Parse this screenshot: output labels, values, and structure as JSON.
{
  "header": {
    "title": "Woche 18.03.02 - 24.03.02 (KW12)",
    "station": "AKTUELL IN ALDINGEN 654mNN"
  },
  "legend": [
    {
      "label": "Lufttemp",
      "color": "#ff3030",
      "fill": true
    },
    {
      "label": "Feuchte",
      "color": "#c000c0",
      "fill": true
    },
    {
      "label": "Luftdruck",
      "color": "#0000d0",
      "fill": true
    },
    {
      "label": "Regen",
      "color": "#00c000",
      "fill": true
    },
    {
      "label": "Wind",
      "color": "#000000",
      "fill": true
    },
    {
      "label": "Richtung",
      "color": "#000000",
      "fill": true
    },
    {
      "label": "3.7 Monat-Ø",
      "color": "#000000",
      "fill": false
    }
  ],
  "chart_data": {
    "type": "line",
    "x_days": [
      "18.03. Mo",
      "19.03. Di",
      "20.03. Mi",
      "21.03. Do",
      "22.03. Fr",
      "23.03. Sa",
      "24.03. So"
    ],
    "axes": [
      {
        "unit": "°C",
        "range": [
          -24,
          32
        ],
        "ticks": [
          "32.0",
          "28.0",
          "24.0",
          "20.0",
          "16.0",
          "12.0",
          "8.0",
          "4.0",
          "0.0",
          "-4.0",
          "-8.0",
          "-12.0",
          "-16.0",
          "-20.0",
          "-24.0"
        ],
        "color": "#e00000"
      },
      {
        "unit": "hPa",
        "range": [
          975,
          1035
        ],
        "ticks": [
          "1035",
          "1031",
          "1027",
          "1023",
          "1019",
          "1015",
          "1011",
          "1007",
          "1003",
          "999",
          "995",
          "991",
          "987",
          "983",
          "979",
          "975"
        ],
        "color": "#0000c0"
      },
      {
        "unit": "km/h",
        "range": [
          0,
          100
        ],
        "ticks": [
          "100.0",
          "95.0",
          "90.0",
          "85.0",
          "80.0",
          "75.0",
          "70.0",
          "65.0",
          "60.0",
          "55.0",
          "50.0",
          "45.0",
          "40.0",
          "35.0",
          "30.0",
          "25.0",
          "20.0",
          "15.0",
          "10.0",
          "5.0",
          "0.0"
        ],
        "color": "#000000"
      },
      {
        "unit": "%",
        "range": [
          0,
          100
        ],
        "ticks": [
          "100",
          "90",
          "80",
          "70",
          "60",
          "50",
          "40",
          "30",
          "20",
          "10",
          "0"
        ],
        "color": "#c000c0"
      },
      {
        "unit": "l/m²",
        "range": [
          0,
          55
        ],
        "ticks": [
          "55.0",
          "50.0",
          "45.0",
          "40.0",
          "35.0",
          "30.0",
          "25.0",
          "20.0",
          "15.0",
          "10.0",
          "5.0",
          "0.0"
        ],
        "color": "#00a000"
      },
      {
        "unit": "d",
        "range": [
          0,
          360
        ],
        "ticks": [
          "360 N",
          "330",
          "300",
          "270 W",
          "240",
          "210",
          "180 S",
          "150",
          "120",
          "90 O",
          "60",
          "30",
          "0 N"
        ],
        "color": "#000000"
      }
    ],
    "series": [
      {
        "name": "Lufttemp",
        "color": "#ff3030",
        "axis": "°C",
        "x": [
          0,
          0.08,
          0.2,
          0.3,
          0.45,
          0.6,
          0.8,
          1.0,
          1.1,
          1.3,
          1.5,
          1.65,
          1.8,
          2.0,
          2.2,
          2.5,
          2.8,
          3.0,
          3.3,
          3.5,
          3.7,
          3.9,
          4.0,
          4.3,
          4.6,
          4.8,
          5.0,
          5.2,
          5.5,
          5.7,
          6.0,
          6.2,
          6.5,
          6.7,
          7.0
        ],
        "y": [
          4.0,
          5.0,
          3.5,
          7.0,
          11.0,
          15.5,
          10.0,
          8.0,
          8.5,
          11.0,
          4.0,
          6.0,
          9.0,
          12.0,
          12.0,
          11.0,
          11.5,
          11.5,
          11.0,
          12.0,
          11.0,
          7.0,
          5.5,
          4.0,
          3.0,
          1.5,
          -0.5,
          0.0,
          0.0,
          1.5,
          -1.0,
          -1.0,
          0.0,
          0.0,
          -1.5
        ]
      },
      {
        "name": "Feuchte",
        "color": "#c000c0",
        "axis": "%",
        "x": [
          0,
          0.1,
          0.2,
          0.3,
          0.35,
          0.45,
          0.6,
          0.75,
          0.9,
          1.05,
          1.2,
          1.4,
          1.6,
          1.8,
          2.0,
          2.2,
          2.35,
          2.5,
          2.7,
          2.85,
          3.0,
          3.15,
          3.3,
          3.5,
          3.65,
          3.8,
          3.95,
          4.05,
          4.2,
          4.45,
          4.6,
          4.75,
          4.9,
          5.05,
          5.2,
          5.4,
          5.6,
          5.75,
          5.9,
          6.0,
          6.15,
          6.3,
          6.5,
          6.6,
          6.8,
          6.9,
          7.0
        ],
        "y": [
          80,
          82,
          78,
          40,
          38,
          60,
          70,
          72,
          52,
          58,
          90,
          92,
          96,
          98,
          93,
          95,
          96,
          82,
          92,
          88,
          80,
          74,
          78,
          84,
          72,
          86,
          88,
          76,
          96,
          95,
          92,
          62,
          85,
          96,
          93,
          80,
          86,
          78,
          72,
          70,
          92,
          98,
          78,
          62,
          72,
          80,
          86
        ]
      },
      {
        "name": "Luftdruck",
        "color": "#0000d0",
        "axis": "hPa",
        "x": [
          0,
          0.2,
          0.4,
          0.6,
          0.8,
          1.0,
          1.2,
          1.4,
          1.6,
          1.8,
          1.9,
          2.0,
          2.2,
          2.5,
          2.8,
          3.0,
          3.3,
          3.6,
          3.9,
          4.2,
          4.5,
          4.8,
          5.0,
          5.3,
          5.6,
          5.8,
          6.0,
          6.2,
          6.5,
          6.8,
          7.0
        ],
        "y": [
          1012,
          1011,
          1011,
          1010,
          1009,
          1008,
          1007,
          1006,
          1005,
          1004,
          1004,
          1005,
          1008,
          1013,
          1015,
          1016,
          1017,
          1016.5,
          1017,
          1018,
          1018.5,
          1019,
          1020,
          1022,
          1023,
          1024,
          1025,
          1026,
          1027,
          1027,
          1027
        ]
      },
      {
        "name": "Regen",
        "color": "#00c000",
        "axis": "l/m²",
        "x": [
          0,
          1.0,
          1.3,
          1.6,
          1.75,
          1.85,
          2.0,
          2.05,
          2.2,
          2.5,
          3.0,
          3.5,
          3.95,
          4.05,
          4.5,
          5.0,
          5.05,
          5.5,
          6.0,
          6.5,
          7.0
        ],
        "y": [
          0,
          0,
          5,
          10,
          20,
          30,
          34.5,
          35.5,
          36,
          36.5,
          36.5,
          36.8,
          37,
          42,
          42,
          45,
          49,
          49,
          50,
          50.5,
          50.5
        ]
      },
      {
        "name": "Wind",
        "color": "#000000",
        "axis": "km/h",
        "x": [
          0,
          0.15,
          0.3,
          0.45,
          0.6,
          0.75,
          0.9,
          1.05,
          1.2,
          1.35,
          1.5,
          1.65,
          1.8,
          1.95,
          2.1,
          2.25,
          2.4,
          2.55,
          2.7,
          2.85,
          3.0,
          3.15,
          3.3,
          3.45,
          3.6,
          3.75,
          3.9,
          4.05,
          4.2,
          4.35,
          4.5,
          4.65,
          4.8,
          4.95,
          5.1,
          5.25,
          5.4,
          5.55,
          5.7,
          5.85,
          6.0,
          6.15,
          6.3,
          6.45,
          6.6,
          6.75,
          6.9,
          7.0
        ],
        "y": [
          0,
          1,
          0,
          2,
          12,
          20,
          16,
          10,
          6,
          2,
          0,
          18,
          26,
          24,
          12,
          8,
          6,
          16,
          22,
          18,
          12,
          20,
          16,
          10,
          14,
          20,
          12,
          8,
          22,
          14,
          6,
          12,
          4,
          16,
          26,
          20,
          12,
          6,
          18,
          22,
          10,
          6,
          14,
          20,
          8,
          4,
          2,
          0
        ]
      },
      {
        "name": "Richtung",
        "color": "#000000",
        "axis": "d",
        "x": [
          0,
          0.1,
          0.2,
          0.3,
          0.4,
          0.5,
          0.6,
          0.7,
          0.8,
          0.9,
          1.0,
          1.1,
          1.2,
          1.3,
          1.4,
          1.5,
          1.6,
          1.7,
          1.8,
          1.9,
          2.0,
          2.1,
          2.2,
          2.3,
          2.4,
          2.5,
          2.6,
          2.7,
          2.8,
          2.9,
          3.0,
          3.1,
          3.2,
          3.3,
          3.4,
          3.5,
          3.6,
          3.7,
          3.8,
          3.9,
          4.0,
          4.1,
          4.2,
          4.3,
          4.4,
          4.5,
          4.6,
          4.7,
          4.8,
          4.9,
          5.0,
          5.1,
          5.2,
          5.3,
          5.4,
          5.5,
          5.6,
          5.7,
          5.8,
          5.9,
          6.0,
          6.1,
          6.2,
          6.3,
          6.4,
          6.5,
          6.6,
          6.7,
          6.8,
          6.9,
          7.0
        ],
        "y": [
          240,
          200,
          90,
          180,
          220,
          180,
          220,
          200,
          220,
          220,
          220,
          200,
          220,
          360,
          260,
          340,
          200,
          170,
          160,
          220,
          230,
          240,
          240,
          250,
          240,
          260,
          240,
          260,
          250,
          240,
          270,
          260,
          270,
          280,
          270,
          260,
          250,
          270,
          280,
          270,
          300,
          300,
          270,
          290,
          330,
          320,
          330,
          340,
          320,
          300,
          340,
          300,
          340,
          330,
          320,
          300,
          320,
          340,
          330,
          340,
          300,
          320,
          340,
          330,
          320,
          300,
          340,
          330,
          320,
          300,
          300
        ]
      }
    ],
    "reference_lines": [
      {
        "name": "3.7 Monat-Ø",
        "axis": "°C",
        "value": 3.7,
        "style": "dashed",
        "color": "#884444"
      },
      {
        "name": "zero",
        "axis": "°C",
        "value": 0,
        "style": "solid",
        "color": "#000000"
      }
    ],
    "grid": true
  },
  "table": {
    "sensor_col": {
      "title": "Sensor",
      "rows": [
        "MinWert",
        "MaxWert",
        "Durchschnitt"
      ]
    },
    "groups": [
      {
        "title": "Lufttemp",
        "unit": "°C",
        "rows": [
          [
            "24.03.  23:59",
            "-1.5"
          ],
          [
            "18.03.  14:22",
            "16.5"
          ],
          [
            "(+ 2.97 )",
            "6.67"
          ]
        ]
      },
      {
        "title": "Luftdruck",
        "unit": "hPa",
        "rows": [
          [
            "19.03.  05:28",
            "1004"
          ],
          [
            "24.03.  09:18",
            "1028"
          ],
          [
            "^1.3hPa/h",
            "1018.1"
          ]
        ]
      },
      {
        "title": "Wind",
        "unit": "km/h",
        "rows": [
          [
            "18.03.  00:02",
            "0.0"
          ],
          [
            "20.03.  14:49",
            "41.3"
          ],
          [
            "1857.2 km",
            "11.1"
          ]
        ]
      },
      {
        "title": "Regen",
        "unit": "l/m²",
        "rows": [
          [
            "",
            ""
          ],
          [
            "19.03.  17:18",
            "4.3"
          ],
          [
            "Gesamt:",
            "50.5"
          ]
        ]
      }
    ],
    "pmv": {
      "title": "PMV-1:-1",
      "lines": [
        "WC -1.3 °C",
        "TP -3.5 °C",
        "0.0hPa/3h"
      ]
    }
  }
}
*****
WHAT THIS TASK INVOLVES — What is the number of lines in the data holding the word "name"? Reply with that number only.

TASK SOLUTION — 8